Items from a dataset —
* BEGIN *
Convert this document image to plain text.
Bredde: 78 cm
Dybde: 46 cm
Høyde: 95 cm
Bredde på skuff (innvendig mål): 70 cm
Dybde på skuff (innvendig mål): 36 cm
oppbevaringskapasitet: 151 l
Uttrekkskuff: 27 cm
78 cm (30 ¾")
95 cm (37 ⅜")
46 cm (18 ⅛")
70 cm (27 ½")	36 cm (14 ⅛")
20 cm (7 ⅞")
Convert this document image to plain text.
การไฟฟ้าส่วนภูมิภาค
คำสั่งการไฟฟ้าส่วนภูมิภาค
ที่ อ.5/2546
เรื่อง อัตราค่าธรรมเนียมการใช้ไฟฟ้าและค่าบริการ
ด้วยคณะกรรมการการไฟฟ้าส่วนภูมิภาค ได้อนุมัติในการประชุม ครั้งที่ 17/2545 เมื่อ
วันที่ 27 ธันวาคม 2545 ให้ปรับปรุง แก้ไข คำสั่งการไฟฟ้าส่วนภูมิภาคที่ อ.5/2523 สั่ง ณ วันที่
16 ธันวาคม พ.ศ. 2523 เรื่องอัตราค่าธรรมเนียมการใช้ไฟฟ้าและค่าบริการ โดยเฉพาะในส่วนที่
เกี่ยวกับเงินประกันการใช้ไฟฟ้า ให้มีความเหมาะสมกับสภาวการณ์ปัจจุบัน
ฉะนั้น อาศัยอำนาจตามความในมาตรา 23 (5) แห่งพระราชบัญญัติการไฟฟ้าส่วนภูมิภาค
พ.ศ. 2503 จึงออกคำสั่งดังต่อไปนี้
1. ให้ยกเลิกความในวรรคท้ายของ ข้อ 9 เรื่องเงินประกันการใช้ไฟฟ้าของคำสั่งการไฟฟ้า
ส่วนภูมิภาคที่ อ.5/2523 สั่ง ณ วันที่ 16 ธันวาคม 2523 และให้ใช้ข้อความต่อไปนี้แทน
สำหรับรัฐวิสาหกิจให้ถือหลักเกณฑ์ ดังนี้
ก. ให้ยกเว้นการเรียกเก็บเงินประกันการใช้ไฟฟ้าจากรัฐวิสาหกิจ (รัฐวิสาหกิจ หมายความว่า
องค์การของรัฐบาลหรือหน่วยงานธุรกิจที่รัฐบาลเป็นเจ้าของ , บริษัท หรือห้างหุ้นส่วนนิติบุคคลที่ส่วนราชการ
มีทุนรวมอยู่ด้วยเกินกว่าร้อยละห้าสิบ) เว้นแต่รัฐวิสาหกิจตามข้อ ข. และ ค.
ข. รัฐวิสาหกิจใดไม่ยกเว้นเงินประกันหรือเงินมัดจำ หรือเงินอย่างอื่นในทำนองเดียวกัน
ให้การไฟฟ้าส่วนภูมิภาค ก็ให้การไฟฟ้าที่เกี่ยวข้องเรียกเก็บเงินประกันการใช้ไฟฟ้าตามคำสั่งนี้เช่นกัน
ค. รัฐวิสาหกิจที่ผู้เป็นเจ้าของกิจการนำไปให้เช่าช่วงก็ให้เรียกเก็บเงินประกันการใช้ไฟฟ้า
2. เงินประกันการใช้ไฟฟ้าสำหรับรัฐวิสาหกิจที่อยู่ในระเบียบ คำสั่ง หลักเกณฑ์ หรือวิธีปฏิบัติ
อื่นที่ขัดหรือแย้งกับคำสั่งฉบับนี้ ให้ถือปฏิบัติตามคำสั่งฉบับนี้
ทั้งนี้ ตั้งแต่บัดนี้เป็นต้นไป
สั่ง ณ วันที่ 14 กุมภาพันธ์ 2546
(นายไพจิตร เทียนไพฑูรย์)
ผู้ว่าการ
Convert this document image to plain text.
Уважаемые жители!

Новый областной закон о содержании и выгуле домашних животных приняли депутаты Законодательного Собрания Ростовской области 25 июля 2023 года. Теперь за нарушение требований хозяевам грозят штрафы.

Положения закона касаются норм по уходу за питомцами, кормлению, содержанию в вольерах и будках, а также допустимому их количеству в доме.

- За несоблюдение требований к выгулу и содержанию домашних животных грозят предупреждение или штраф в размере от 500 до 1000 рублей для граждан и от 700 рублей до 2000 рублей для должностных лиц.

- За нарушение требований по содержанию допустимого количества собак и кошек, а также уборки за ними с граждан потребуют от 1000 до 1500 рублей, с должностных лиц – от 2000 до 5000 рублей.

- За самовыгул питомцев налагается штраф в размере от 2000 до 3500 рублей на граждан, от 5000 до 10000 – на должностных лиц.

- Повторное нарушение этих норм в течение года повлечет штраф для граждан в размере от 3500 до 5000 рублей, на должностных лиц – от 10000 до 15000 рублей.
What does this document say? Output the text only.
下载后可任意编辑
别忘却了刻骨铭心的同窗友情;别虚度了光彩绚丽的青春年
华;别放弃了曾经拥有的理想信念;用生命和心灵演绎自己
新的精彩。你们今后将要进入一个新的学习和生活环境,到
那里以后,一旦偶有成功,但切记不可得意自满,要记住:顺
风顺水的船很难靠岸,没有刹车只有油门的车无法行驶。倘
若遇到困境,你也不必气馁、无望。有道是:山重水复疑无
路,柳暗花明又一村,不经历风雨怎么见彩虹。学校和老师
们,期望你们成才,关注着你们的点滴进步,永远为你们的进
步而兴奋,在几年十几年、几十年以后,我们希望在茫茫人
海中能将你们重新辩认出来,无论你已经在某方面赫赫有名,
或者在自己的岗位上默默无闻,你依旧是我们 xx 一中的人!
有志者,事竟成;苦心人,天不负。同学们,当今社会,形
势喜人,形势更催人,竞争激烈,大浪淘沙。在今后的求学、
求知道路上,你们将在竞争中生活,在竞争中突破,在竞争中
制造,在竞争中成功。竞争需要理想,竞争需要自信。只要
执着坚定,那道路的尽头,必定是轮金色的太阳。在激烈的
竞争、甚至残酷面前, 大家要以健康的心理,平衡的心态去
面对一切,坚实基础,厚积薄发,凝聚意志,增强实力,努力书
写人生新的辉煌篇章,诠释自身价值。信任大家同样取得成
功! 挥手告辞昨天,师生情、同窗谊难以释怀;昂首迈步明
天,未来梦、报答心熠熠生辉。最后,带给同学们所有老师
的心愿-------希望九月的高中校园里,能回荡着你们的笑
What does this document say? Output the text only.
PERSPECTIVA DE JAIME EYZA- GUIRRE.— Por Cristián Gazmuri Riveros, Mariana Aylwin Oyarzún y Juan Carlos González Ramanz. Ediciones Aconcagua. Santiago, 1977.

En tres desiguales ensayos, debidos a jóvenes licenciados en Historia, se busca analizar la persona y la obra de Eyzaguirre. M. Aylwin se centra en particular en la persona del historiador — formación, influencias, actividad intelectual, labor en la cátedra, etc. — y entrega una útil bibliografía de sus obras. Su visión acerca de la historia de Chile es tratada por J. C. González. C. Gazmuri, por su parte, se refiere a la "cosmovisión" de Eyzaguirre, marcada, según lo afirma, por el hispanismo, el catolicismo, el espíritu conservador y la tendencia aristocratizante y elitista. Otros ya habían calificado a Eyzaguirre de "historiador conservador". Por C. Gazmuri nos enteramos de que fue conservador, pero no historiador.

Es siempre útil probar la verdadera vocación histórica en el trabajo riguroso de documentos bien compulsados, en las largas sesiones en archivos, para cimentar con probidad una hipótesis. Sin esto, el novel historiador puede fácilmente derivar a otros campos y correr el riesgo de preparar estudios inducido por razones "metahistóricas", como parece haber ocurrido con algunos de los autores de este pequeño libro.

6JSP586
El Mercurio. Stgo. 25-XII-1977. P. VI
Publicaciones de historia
* END *
Reproduce the listing above verbatim, from first line to last.

Final result —
Convert this document image to plain text.
Bredde: 78 cm
Dybde: 46 cm
Høyde: 95 cm
Bredde på skuff (innvendig mål): 70 cm
Dybde på skuff (innvendig mål): 36 cm
oppbevaringskapasitet: 151 l
Uttrekkskuff: 27 cm
78 cm (30 ¾")
95 cm (37 ⅜")
46 cm (18 ⅛")
70 cm (27 ½")	36 cm (14 ⅛")
20 cm (7 ⅞")
Convert this document image to plain text.
การไฟฟ้าส่วนภูมิภาค
คำสั่งการไฟฟ้าส่วนภูมิภาค
ที่ อ.5/2546
เรื่อง อัตราค่าธรรมเนียมการใช้ไฟฟ้าและค่าบริการ
ด้วยคณะกรรมการการไฟฟ้าส่วนภูมิภาค ได้อนุมัติในการประชุม ครั้งที่ 17/2545 เมื่อ
วันที่ 27 ธันวาคม 2545 ให้ปรับปรุง แก้ไข คำสั่งการไฟฟ้าส่วนภูมิภาคที่ อ.5/2523 สั่ง ณ วันที่
16 ธันวาคม พ.ศ. 2523 เรื่องอัตราค่าธรรมเนียมการใช้ไฟฟ้าและค่าบริการ โดยเฉพาะในส่วนที่
เกี่ยวกับเงินประกันการใช้ไฟฟ้า ให้มีความเหมาะสมกับสภาวการณ์ปัจจุบัน
ฉะนั้น อาศัยอำนาจตามความในมาตรา 23 (5) แห่งพระราชบัญญัติการไฟฟ้าส่วนภูมิภาค
พ.ศ. 2503 จึงออกคำสั่งดังต่อไปนี้
1. ให้ยกเลิกความในวรรคท้ายของ ข้อ 9 เรื่องเงินประกันการใช้ไฟฟ้าของคำสั่งการไฟฟ้า
ส่วนภูมิภาคที่ อ.5/2523 สั่ง ณ วันที่ 16 ธันวาคม 2523 และให้ใช้ข้อความต่อไปนี้แทน
สำหรับรัฐวิสาหกิจให้ถือหลักเกณฑ์ ดังนี้
ก. ให้ยกเว้นการเรียกเก็บเงินประกันการใช้ไฟฟ้าจากรัฐวิสาหกิจ (รัฐวิสาหกิจ หมายความว่า
องค์การของรัฐบาลหรือหน่วยงานธุรกิจที่รัฐบาลเป็นเจ้าของ , บริษัท หรือห้างหุ้นส่วนนิติบุคคลที่ส่วนราชการ
มีทุนรวมอยู่ด้วยเกินกว่าร้อยละห้าสิบ) เว้นแต่รัฐวิสาหกิจตามข้อ ข. และ ค.
ข. รัฐวิสาหกิจใดไม่ยกเว้นเงินประกันหรือเงินมัดจำ หรือเงินอย่างอื่นในทำนองเดียวกัน
ให้การไฟฟ้าส่วนภูมิภาค ก็ให้การไฟฟ้าที่เกี่ยวข้องเรียกเก็บเงินประกันการใช้ไฟฟ้าตามคำสั่งนี้เช่นกัน
ค. รัฐวิสาหกิจที่ผู้เป็นเจ้าของกิจการนำไปให้เช่าช่วงก็ให้เรียกเก็บเงินประกันการใช้ไฟฟ้า
2. เงินประกันการใช้ไฟฟ้าสำหรับรัฐวิสาหกิจที่อยู่ในระเบียบ คำสั่ง หลักเกณฑ์ หรือวิธีปฏิบัติ
อื่นที่ขัดหรือแย้งกับคำสั่งฉบับนี้ ให้ถือปฏิบัติตามคำสั่งฉบับนี้
ทั้งนี้ ตั้งแต่บัดนี้เป็นต้นไป
สั่ง ณ วันที่ 14 กุมภาพันธ์ 2546
(นายไพจิตร เทียนไพฑูรย์)
ผู้ว่าการ
Convert this document image to plain text.
Уважаемые жители!

Новый областной закон о содержании и выгуле домашних животных приняли депутаты Законодательного Собрания Ростовской области 25 июля 2023 года. Теперь за нарушение требований хозяевам грозят штрафы.

Положения закона касаются норм по уходу за питомцами, кормлению, содержанию в вольерах и будках, а также допустимому их количеству в доме.

- За несоблюдение требований к выгулу и содержанию домашних животных грозят предупреждение или штраф в размере от 500 до 1000 рублей для граждан и от 700 рублей до 2000 рублей для должностных лиц.

- За нарушение требований по содержанию допустимого количества собак и кошек, а также уборки за ними с граждан потребуют от 1000 до 1500 рублей, с должностных лиц – от 2000 до 5000 рублей.

- За самовыгул питомцев налагается штраф в размере от 2000 до 3500 рублей на граждан, от 5000 до 10000 – на должностных лиц.

- Повторное нарушение этих норм в течение года повлечет штраф для граждан в размере от 3500 до 5000 рублей, на должностных лиц – от 10000 до 15000 рублей.
What does this document say? Output the text only.
下载后可任意编辑
别忘却了刻骨铭心的同窗友情;别虚度了光彩绚丽的青春年
华;别放弃了曾经拥有的理想信念;用生命和心灵演绎自己
新的精彩。你们今后将要进入一个新的学习和生活环境,到
那里以后,一旦偶有成功,但切记不可得意自满,要记住:顺
风顺水的船很难靠岸,没有刹车只有油门的车无法行驶。倘
若遇到困境,你也不必气馁、无望。有道是:山重水复疑无
路,柳暗花明又一村,不经历风雨怎么见彩虹。学校和老师
们,期望你们成才,关注着你们的点滴进步,永远为你们的进
步而兴奋,在几年十几年、几十年以后,我们希望在茫茫人
海中能将你们重新辩认出来,无论你已经在某方面赫赫有名,
或者在自己的岗位上默默无闻,你依旧是我们 xx 一中的人!
有志者,事竟成;苦心人,天不负。同学们,当今社会,形
势喜人,形势更催人,竞争激烈,大浪淘沙。在今后的求学、
求知道路上,你们将在竞争中生活,在竞争中突破,在竞争中
制造,在竞争中成功。竞争需要理想,竞争需要自信。只要
执着坚定,那道路的尽头,必定是轮金色的太阳。在激烈的
竞争、甚至残酷面前, 大家要以健康的心理,平衡的心态去
面对一切,坚实基础,厚积薄发,凝聚意志,增强实力,努力书
写人生新的辉煌篇章,诠释自身价值。信任大家同样取得成
功! 挥手告辞昨天,师生情、同窗谊难以释怀;昂首迈步明
天,未来梦、报答心熠熠生辉。最后,带给同学们所有老师
的心愿-------希望九月的高中校园里,能回荡着你们的笑
What does this document say? Output the text only.
PERSPECTIVA DE JAIME EYZA- GUIRRE.— Por Cristián Gazmuri Riveros, Mariana Aylwin Oyarzún y Juan Carlos González Ramanz. Ediciones Aconcagua. Santiago, 1977.

En tres desiguales ensayos, debidos a jóvenes licenciados en Historia, se busca analizar la persona y la obra de Eyzaguirre. M. Aylwin se centra en particular en la persona del historiador — formación, influencias, actividad intelectual, labor en la cátedra, etc. — y entrega una útil bibliografía de sus obras. Su visión acerca de la historia de Chile es tratada por J. C. González. C. Gazmuri, por su parte, se refiere a la "cosmovisión" de Eyzaguirre, marcada, según lo afirma, por el hispanismo, el catolicismo, el espíritu conservador y la tendencia aristocratizante y elitista. Otros ya habían calificado a Eyzaguirre de "historiador conservador". Por C. Gazmuri nos enteramos de que fue conservador, pero no historiador.

Es siempre útil probar la verdadera vocación histórica en el trabajo riguroso de documentos bien compulsados, en las largas sesiones en archivos, para cimentar con probidad una hipótesis. Sin esto, el novel historiador puede fácilmente derivar a otros campos y correr el riesgo de preparar estudios inducido por razones "metahistóricas", como parece haber ocurrido con algunos de los autores de este pequeño libro.

6JSP586
El Mercurio. Stgo. 25-XII-1977. P. VI
Publicaciones de historia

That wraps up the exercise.